WORK REQUIRED: List each line of the data that holds the string "乘车路线", please.
==============================
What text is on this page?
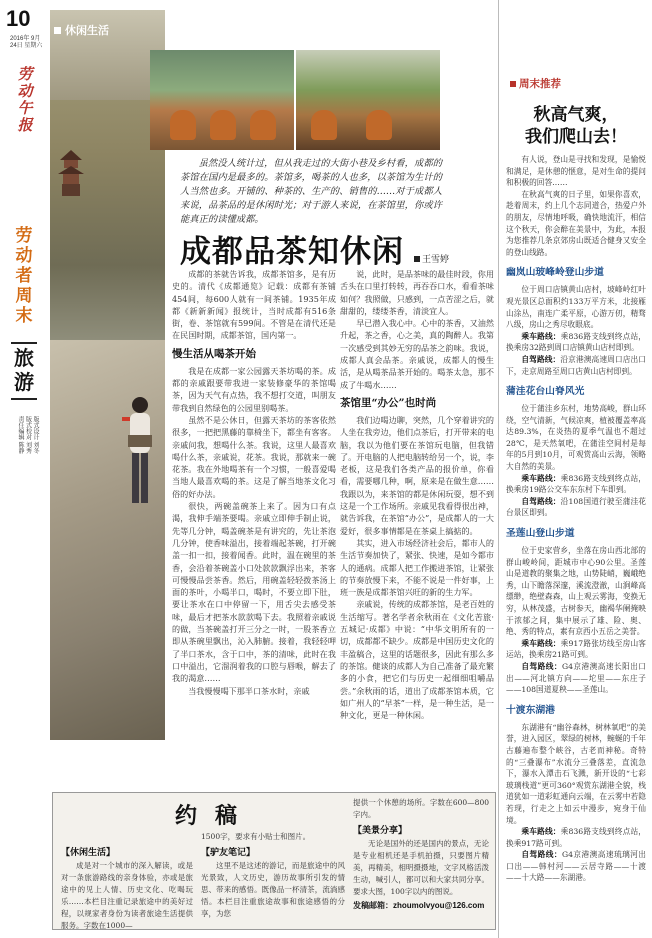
10
2016年 9月24日 星期六
劳动午报
劳动者周末
旅游
版式设计 刘冬
版式校对 刘秀
责任编辑 陈静
休闲生活

虽然没人统计过，但从我走过的大街小巷及乡村看，成都的茶馆在国内是最多的。茶馆多，喝茶的人也多，以茶馆为生计的人当然也多。开铺的、种茶的、生产的、销售的……对于成都人来说，品茶品的是休闲时光；对于游人来说，在茶馆里，你或许能真正的读懂成都。

成都品茶知休闲	王雪婷

成都的茶就告诉我，成都茶馆多，是有历史的。清代《成都通览》记载：成都有茶铺454间，每600人就有一间茶铺。1935年成都《新新新闻》报统计，当时成都有516条街，卷、茶馆就有599间。不管是在清代还是在民国时期，成都茶馆，国内第一。

慢生活从喝茶开始

我是在成都一家公园露天茶坊喝的茶。成都的亲戚跟要带我进一家装修豪华的茶馆喝茶，因为天气有点热，我不想打交道，叫朋友带我到自然绿色的公园里别喝茶。

虽然不是公休日，但露天茶坊的茶客依然很多，一把把黑藤的靠椅坐下，都坐有客客。亲戚问我，想喝什么茶。我说，这里人最喜欢喝什么茶，亲戚说，花茶。我说，那就来一碗花茶。我在外地喝茶有一个习惯，一般喜爱喝当地人最喜欢喝的茶。这是了解当地茶文化习俗的好办法。

很快，两碗盖碗茶上来了。因为口有点渴，我伸手端茶要喝。亲戚立即伸手制止说，先等几分钟，喝盖碗茶是有讲究的，先让茶泡几分钟，使香味溢出，接着端起茶碗，打开碗盖一扣一扣，接着闻香。此时，温在碗里的茶香，会沿着茶碗盖小口处款款飘浮出来，茶客可慢慢品尝茶香。然后，用碗盖轻轻拨茶汤上面的茶叶，小喝半口，喝时，不要立即下肚，要让茶水在口中停留一下，用舌尖去感受茶味，最后才把茶水款款喝下去。我照着亲戚说的做，当茶碗盖打开三分之一时，一股茶香立即从茶碗里飘出，沁入肺腑。接着，我轻轻呷了半口茶水，含于口中，茶的清味，此时在我口中溢出，它溜润着我的口腔与唇喉，解去了我的渴意……

当我慢慢喝下那半口茶水时，亲戚

说，此时，是品茶味的最佳时段，你用舌头在口里打转转，再吞吞口水，看看茶味如何？我照做，只感到，一点苦涩之后，就甜甜的，缕缕茶香，清淡宜人。

早已潜入我心中。心中的茶香，又油然升起，茶之香，心之美，真的陶醉人。我第一次感受到其妙无穷的品茶之韵味。我说，成都人真会品茶。亲戚说，成都人的慢生活，是从喝茶品茶开始的。喝茶太急，那不成了牛喝水……

茶馆里“办公”也时尚

我们边喝边聊，突然，几个穿着讲究的人坐在我旁边，他们点茶后，打开带来的电脑，我以为他们要在茶馆玩电脑，但我错了。开电脑的人把电脑转给另一个，说，李老板，这是我们各类产品的报价单，你看看，需要哪几种，啊，原来是在做生意……我跟以为，来茶馆的都是休闲玩耍，想不到这是一个工作场所。亲戚见我看得很出神，就告诉我，在茶馆“办公”，是成都人的一大爱好，很多事情都是在茶桌上搞掂的。

其实，进入市场经济社会后，都市人的生活节奏加快了，紧张、快速，是如今都市人的通病。成都人把工作搬进茶馆，让紧张的节奏放慢下来，不能不说是一件好事，上班一族是成都茶馆兴旺的新的生力军。

亲戚说，传统的成都茶馆，是老百姓的生活缩写。著名学者余秋雨在《文化苦旅·五城记·成都》中说：“中华文明所有的一切，成都都不缺少。成都是中国历史文化的丰盈稿合，这里的话题很多，因此有那么多的茶馆。健谈的成都人为自己准备了最充繁多的小食，把它们与历史一起细细咀嚼品尝。”余秋雨的话，道出了成都茶馆本质，它如广州人的“早茶”一样，是一种生活，是一种文化，更是一种休闲。

周末推荐
秋高气爽，
我们爬山去！

有人说，登山是寻找和发现，是愉悦和满足，是休憩的惬意，是对生命的提问和积极的回答……

在秋高气爽的日子里，如果你喜欢，趁着周末，约上几个志同道合，热爱户外的朋友，尽情地呼吸，确快地流汗，相信这个秋天，你会醉在美景中，为此，本报为您推荐几条京郊房山既适合健身又安全的登山线路。

幽岚山玻峰岭登山步道

位于周口店镇黄山店村，坡峰岭红叶观光景区总面积约133万平方米，北接雁山涂丛，南连广柔平原，心游万仞，精骛八级，房山之秀尽收眼底。

乘车路线：乘836路支线到终点站，换乘房32路到周口店镇黄山店村即到。

自驾路线：沿京港澳高速周口店出口下，走京周路至周口店黄山店村即到。

蒲洼花台山脊风光

位于蒲洼乡东村，地势高峻，群山环绕，空气清新，气候凉爽，植被覆盖率高达89.3%，在炎热的夏季气温也不超过28℃，是天然氧吧，在蒲洼空间村是每年的5月到10月，可观赏高山云海，领略大自然的美景。

乘车路线：乘836路支线到终点站，换乘房19路公交车东东村下车即到。

自驾路线：沿108国道行驶至蒲洼花台景区即到。

圣莲山登山步道

位于史家营乡，坐落在房山西北部的群山峻岭间，距城市中心90公里。圣莲山是道教的聚集之地，山势陡峭，巍峨绝秀，山下瞻落深邃，溪流澄澈，山涧峰高缥缈，绝壁森森，山上观云雾海，变换无穷，从林茂盛，古树参天，幽褐华阑掩映于浓郁之间，集中展示了雄、险、奥、绝、秀的特点，素有京西小五岳之美誉。

乘车路线：乘917路张坊线至房山客运站，换乘房21路可到。

自驾路线：G4京港澳高速长阳出口出——河北镇方向——坨里——东庄子——108国道夏秧——圣莲山。

十渡东湖港

东湖港有“幽谷森林，树林氧吧”的美誉，进入园区，翠绿的树林，蜿蜒的千年古藤遍布整个峡谷，古老而神秘。奇特的“三叠瀑布”水流分三叠落差，直流急下，瀑水入潭击石飞溅，新开设的“七彩玻璃栈道”更可360°观赏东湖港全貌，栈道犹如一道彩虹通向云端，在云雾中若隐若现，行走之上如云中漫步，宛身于仙境。

乘车路线：乘836路支线到终点站，换乘917路可到。

自驾路线：G4京港澳高速琉璃河出口出——韩村河——云居寺路——十渡——十大路——东湖港。

约稿
【休闲生活】

成是对一个城市的深入解读，或是对一条旅游路线的亲身体验，亦或是旅途中的见上人情、历史文化、吃喝玩乐……本栏目注重记录旅途中的美好过程，以规家者身份为读者旅途生活提供服务。字数在1000—

1500字，要求有小贴士和图片。

【驴友笔记】

这里不是这述的游记，而是旅途中的风光景致，人文历史，游历故事所引发的情思、带来的感悟。既像品一杯清茶，流淌感悟。本栏目注重旅途故事和旅途感悟的分享，为您

提供一个休憩的场所。字数在600—800字内。

【美景分享】

无论是国外的还是国内的景点，无论是专业相机还是手机拍摄，只要图片精美，再精美，相明摄摄地，文字风格活泼生动，喊引人，都可以和大家共同分享。要求大图，100字以内的图说。

发稿邮箱：zhoumolvyou@126.com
==============================
ANSWER TO THE TASK:
乘车路线：乘836路支线到终点站，换乘房32路到周口店镇黄山店村即到。
乘车路线：乘836路支线到终点站，换乘房19路公交车东东村下车即到。
乘车路线：乘917路张坊线至房山客运站，换乘房21路可到。
乘车路线：乘836路支线到终点站，换乘917路可到。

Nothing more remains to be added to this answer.